Stored items:
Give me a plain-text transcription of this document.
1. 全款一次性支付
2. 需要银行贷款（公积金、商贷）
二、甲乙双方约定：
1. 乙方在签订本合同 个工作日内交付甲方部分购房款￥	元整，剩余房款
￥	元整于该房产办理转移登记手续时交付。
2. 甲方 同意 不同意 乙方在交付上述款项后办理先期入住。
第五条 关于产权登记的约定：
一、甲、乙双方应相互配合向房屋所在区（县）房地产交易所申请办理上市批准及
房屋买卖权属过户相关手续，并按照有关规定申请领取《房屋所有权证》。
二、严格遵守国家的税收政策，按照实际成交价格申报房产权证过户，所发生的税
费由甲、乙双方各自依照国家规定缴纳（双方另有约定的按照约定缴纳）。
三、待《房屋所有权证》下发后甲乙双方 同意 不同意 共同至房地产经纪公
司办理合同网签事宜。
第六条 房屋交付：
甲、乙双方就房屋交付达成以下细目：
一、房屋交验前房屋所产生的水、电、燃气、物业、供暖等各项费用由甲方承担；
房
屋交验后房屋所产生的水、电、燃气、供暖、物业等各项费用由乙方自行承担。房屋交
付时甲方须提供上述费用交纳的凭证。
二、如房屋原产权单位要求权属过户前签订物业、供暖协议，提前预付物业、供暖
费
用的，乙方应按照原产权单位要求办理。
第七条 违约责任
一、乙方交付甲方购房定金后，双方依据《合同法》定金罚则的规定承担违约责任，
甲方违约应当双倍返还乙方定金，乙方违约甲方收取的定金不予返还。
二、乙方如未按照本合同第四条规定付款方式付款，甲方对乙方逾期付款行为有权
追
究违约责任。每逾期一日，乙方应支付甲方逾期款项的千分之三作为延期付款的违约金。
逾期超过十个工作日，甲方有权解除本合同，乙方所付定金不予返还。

---

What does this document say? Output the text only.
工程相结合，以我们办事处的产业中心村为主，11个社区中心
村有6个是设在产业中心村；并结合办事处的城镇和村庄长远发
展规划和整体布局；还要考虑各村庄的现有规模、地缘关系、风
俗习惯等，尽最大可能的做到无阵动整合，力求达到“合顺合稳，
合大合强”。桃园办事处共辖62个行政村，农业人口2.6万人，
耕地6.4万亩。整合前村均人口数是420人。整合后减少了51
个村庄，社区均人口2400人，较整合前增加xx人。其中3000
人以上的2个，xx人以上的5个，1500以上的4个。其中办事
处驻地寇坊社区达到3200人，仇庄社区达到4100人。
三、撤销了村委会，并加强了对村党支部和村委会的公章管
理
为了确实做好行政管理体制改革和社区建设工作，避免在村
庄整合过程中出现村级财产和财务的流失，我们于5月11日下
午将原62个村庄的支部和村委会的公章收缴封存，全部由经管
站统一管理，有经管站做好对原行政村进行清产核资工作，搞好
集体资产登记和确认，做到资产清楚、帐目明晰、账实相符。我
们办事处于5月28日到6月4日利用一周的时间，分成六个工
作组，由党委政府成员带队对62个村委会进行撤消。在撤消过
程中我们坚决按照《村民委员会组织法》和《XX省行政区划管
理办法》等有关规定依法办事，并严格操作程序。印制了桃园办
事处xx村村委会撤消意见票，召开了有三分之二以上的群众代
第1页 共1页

What you will do:
Look through the data above. Copy every line with the string "房屋所有权证" in it.

Response to this task:
房屋买卖权属过户相关手续，并按照有关规定申请领取《房屋所有权证》。
三、待《房屋所有权证》下发后甲乙双方 同意 不同意 共同至房地产经纪公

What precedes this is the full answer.